* **Written exercise**
Leave out the pictures and copy every record exactly.

━━━

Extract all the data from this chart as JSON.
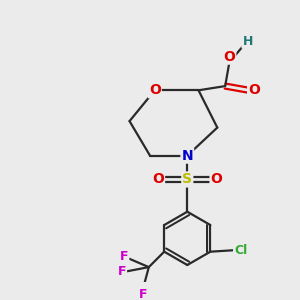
{
  "bg_color": "#ebebeb",
  "bond_color": "#2a2a2a",
  "bond_width": 1.6,
  "atom_colors": {
    "O": "#dd0000",
    "N": "#0000cc",
    "S": "#bbbb00",
    "Cl": "#33aa33",
    "F": "#cc00cc",
    "C": "#2a2a2a",
    "H": "#227777"
  },
  "font_size": 10,
  "fig_size": [
    3.0,
    3.0
  ],
  "dpi": 100
}
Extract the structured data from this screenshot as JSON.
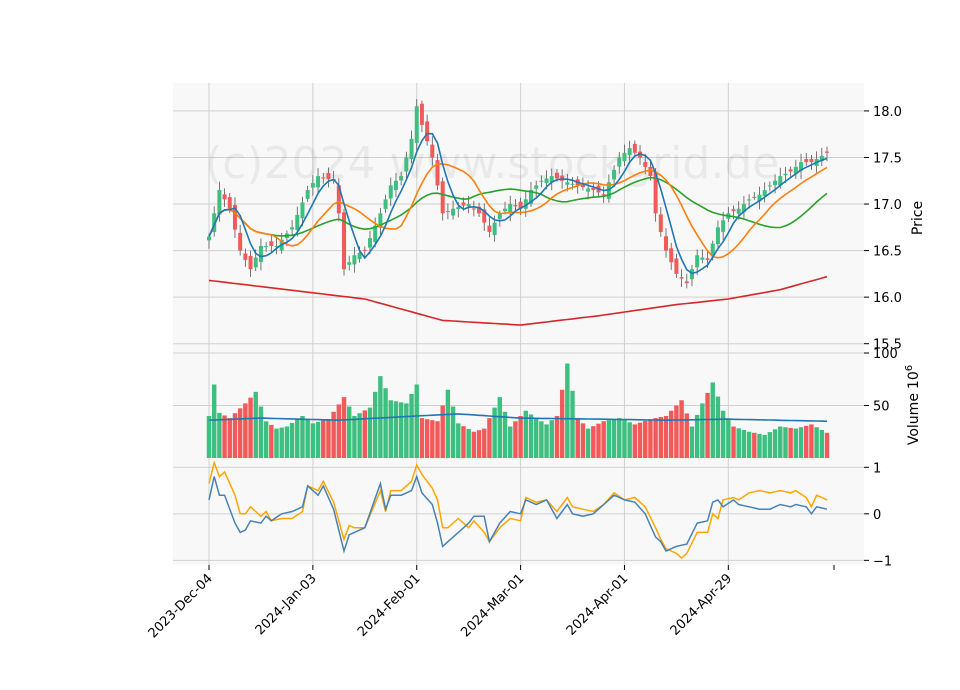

━━━

* **Written reply**
Extract all the data from this chart as JSON.
{
  "bg_color": "#ebebeb",
  "bond_color": "#2a2a2a",
  "bond_width": 1.6,
  "atom_colors": {
    "O": "#dd0000",
    "N": "#0000cc",
    "S": "#bbbb00",
    "Cl": "#33aa33",
    "F": "#cc00cc",
    "C": "#2a2a2a",
    "H": "#227777"
  },
  "font_size": 10,
  "fig_size": [
    3.0,
    3.0
  ],
  "dpi": 100
}
Extract the structured data from this screenshot as JSON.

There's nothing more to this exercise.